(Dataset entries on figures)

+++

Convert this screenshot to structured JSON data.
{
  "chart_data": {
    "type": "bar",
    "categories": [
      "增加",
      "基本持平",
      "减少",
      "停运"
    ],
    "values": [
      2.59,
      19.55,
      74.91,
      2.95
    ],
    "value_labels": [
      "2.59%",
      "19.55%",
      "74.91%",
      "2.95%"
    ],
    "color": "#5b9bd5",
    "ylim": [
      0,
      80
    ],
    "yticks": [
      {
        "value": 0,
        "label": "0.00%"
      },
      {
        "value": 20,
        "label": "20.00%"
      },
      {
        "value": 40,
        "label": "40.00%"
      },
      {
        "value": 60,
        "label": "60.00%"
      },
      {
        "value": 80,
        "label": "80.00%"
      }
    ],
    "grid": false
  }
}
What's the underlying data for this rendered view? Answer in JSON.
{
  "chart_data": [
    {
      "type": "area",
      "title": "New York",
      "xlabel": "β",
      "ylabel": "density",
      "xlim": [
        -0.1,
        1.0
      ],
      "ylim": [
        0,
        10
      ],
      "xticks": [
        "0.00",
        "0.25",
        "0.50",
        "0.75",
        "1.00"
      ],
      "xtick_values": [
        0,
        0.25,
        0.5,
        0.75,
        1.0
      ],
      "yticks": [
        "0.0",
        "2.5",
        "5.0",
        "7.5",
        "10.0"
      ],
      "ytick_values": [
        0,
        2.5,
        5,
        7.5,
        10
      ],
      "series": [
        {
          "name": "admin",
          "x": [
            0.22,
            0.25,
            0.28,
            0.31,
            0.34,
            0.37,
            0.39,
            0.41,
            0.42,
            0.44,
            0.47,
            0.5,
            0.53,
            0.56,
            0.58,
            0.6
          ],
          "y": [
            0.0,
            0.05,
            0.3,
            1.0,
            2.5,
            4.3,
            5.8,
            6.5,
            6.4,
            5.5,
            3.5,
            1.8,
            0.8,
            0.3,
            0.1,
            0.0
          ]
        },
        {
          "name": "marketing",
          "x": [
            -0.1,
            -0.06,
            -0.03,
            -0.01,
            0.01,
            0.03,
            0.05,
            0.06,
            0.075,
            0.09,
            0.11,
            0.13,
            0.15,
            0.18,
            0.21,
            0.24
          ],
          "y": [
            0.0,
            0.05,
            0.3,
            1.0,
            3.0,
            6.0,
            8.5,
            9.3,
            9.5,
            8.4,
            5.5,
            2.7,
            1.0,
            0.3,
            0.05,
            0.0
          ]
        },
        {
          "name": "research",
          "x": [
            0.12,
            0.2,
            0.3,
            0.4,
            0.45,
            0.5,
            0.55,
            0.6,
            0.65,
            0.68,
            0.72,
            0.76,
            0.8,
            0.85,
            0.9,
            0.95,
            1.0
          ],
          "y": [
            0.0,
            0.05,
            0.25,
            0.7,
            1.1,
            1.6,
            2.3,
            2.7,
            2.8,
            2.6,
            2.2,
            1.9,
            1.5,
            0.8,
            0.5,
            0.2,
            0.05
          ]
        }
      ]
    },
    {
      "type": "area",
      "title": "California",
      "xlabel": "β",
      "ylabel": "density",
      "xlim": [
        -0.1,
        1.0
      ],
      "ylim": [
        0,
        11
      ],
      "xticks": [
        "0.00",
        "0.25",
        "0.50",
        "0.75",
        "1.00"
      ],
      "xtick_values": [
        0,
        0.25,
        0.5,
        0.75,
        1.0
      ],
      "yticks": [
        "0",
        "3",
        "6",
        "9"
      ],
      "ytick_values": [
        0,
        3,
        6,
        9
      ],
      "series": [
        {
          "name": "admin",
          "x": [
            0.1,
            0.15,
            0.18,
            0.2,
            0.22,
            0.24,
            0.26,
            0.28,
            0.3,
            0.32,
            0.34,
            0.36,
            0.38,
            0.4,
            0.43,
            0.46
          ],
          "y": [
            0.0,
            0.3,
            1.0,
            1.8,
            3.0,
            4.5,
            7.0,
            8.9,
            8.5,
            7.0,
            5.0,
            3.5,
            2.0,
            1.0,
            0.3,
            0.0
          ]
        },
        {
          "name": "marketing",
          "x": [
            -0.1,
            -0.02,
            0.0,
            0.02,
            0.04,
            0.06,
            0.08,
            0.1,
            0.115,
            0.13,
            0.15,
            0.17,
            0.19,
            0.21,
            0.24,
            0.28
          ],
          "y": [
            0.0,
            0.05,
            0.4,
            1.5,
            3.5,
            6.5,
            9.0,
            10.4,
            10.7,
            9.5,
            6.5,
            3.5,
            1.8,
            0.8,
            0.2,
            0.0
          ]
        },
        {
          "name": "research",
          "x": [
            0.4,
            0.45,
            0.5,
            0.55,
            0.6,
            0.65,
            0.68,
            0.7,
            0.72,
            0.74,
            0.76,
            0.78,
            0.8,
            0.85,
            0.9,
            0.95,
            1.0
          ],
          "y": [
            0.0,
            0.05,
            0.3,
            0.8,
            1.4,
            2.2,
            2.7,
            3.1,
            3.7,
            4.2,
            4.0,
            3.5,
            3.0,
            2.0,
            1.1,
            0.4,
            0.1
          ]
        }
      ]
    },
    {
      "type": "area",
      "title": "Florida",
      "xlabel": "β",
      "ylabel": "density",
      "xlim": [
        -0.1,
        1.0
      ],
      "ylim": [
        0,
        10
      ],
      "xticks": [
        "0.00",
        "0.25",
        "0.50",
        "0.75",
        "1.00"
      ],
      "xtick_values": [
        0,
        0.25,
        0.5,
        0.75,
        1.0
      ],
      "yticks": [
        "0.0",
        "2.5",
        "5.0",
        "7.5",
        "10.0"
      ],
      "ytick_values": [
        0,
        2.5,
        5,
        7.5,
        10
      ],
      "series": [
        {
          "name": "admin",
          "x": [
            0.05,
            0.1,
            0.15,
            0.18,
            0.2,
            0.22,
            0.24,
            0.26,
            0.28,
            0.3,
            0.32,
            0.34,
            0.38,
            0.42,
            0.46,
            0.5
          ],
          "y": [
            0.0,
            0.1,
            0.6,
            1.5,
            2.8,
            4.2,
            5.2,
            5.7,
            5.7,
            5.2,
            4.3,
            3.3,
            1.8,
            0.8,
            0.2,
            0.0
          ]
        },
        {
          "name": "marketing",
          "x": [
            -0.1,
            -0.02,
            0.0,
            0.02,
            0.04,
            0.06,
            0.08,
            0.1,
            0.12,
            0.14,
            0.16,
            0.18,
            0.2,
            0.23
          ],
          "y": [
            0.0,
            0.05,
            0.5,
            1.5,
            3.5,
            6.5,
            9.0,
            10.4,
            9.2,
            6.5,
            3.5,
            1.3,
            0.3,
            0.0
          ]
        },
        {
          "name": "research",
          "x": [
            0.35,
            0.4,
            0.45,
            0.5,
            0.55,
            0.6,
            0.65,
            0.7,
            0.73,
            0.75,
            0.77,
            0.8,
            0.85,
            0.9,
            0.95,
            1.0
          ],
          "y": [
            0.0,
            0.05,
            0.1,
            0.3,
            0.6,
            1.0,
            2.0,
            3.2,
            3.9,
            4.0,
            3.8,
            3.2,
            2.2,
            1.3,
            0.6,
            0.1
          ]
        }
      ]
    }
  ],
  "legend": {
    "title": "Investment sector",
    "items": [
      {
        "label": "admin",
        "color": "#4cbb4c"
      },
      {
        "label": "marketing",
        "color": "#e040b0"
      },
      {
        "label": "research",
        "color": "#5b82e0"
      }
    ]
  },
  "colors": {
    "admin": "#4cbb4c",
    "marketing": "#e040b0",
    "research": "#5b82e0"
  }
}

+++

Objective>
Produce an exact copy of every entry above.

Reply>
Convert this screenshot to structured JSON data.
{
  "chart_data": {
    "type": "bar",
    "categories": [
      "增加",
      "基本持平",
      "减少",
      "停运"
    ],
    "values": [
      2.59,
      19.55,
      74.91,
      2.95
    ],
    "value_labels": [
      "2.59%",
      "19.55%",
      "74.91%",
      "2.95%"
    ],
    "color": "#5b9bd5",
    "ylim": [
      0,
      80
    ],
    "yticks": [
      {
        "value": 0,
        "label": "0.00%"
      },
      {
        "value": 20,
        "label": "20.00%"
      },
      {
        "value": 40,
        "label": "40.00%"
      },
      {
        "value": 60,
        "label": "60.00%"
      },
      {
        "value": 80,
        "label": "80.00%"
      }
    ],
    "grid": false
  }
}
What's the underlying data for this rendered view? Answer in JSON.
{
  "chart_data": [
    {
      "type": "area",
      "title": "New York",
      "xlabel": "β",
      "ylabel": "density",
      "xlim": [
        -0.1,
        1.0
      ],
      "ylim": [
        0,
        10
      ],
      "xticks": [
        "0.00",
        "0.25",
        "0.50",
        "0.75",
        "1.00"
      ],
      "xtick_values": [
        0,
        0.25,
        0.5,
        0.75,
        1.0
      ],
      "yticks": [
        "0.0",
        "2.5",
        "5.0",
        "7.5",
        "10.0"
      ],
      "ytick_values": [
        0,
        2.5,
        5,
        7.5,
        10
      ],
      "series": [
        {
          "name": "admin",
          "x": [
            0.22,
            0.25,
            0.28,
            0.31,
            0.34,
            0.37,
            0.39,
            0.41,
            0.42,
            0.44,
            0.47,
            0.5,
            0.53,
            0.56,
            0.58,
            0.6
          ],
          "y": [
            0.0,
            0.05,
            0.3,
            1.0,
            2.5,
            4.3,
            5.8,
            6.5,
            6.4,
            5.5,
            3.5,
            1.8,
            0.8,
            0.3,
            0.1,
            0.0
          ]
        },
        {
          "name": "marketing",
          "x": [
            -0.1,
            -0.06,
            -0.03,
            -0.01,
            0.01,
            0.03,
            0.05,
            0.06,
            0.075,
            0.09,
            0.11,
            0.13,
            0.15,
            0.18,
            0.21,
            0.24
          ],
          "y": [
            0.0,
            0.05,
            0.3,
            1.0,
            3.0,
            6.0,
            8.5,
            9.3,
            9.5,
            8.4,
            5.5,
            2.7,
            1.0,
            0.3,
            0.05,
            0.0
          ]
        },
        {
          "name": "research",
          "x": [
            0.12,
            0.2,
            0.3,
            0.4,
            0.45,
            0.5,
            0.55,
            0.6,
            0.65,
            0.68,
            0.72,
            0.76,
            0.8,
            0.85,
            0.9,
            0.95,
            1.0
          ],
          "y": [
            0.0,
            0.05,
            0.25,
            0.7,
            1.1,
            1.6,
            2.3,
            2.7,
            2.8,
            2.6,
            2.2,
            1.9,
            1.5,
            0.8,
            0.5,
            0.2,
            0.05
          ]
        }
      ]
    },
    {
      "type": "area",
      "title": "California",
      "xlabel": "β",
      "ylabel": "density",
      "xlim": [
        -0.1,
        1.0
      ],
      "ylim": [
        0,
        11
      ],
      "xticks": [
        "0.00",
        "0.25",
        "0.50",
        "0.75",
        "1.00"
      ],
      "xtick_values": [
        0,
        0.25,
        0.5,
        0.75,
        1.0
      ],
      "yticks": [
        "0",
        "3",
        "6",
        "9"
      ],
      "ytick_values": [
        0,
        3,
        6,
        9
      ],
      "series": [
        {
          "name": "admin",
          "x": [
            0.1,
            0.15,
            0.18,
            0.2,
            0.22,
            0.24,
            0.26,
            0.28,
            0.3,
            0.32,
            0.34,
            0.36,
            0.38,
            0.4,
            0.43,
            0.46
          ],
          "y": [
            0.0,
            0.3,
            1.0,
            1.8,
            3.0,
            4.5,
            7.0,
            8.9,
            8.5,
            7.0,
            5.0,
            3.5,
            2.0,
            1.0,
            0.3,
            0.0
          ]
        },
        {
          "name": "marketing",
          "x": [
            -0.1,
            -0.02,
            0.0,
            0.02,
            0.04,
            0.06,
            0.08,
            0.1,
            0.115,
            0.13,
            0.15,
            0.17,
            0.19,
            0.21,
            0.24,
            0.28
          ],
          "y": [
            0.0,
            0.05,
            0.4,
            1.5,
            3.5,
            6.5,
            9.0,
            10.4,
            10.7,
            9.5,
            6.5,
            3.5,
            1.8,
            0.8,
            0.2,
            0.0
          ]
        },
        {
          "name": "research",
          "x": [
            0.4,
            0.45,
            0.5,
            0.55,
            0.6,
            0.65,
            0.68,
            0.7,
            0.72,
            0.74,
            0.76,
            0.78,
            0.8,
            0.85,
            0.9,
            0.95,
            1.0
          ],
          "y": [
            0.0,
            0.05,
            0.3,
            0.8,
            1.4,
            2.2,
            2.7,
            3.1,
            3.7,
            4.2,
            4.0,
            3.5,
            3.0,
            2.0,
            1.1,
            0.4,
            0.1
          ]
        }
      ]
    },
    {
      "type": "area",
      "title": "Florida",
      "xlabel": "β",
      "ylabel": "density",
      "xlim": [
        -0.1,
        1.0
      ],
      "ylim": [
        0,
        10
      ],
      "xticks": [
        "0.00",
        "0.25",
        "0.50",
        "0.75",
        "1.00"
      ],
      "xtick_values": [
        0,
        0.25,
        0.5,
        0.75,
        1.0
      ],
      "yticks": [
        "0.0",
        "2.5",
        "5.0",
        "7.5",
        "10.0"
      ],
      "ytick_values": [
        0,
        2.5,
        5,
        7.5,
        10
      ],
      "series": [
        {
          "name": "admin",
          "x": [
            0.05,
            0.1,
            0.15,
            0.18,
            0.2,
            0.22,
            0.24,
            0.26,
            0.28,
            0.3,
            0.32,
            0.34,
            0.38,
            0.42,
            0.46,
            0.5
          ],
          "y": [
            0.0,
            0.1,
            0.6,
            1.5,
            2.8,
            4.2,
            5.2,
            5.7,
            5.7,
            5.2,
            4.3,
            3.3,
            1.8,
            0.8,
            0.2,
            0.0
          ]
        },
        {
          "name": "marketing",
          "x": [
            -0.1,
            -0.02,
            0.0,
            0.02,
            0.04,
            0.06,
            0.08,
            0.1,
            0.12,
            0.14,
            0.16,
            0.18,
            0.2,
            0.23
          ],
          "y": [
            0.0,
            0.05,
            0.5,
            1.5,
            3.5,
            6.5,
            9.0,
            10.4,
            9.2,
            6.5,
            3.5,
            1.3,
            0.3,
            0.0
          ]
        },
        {
          "name": "research",
          "x": [
            0.35,
            0.4,
            0.45,
            0.5,
            0.55,
            0.6,
            0.65,
            0.7,
            0.73,
            0.75,
            0.77,
            0.8,
            0.85,
            0.9,
            0.95,
            1.0
          ],
          "y": [
            0.0,
            0.05,
            0.1,
            0.3,
            0.6,
            1.0,
            2.0,
            3.2,
            3.9,
            4.0,
            3.8,
            3.2,
            2.2,
            1.3,
            0.6,
            0.1
          ]
        }
      ]
    }
  ],
  "legend": {
    "title": "Investment sector",
    "items": [
      {
        "label": "admin",
        "color": "#4cbb4c"
      },
      {
        "label": "marketing",
        "color": "#e040b0"
      },
      {
        "label": "research",
        "color": "#5b82e0"
      }
    ]
  },
  "colors": {
    "admin": "#4cbb4c",
    "marketing": "#e040b0",
    "research": "#5b82e0"
  }
}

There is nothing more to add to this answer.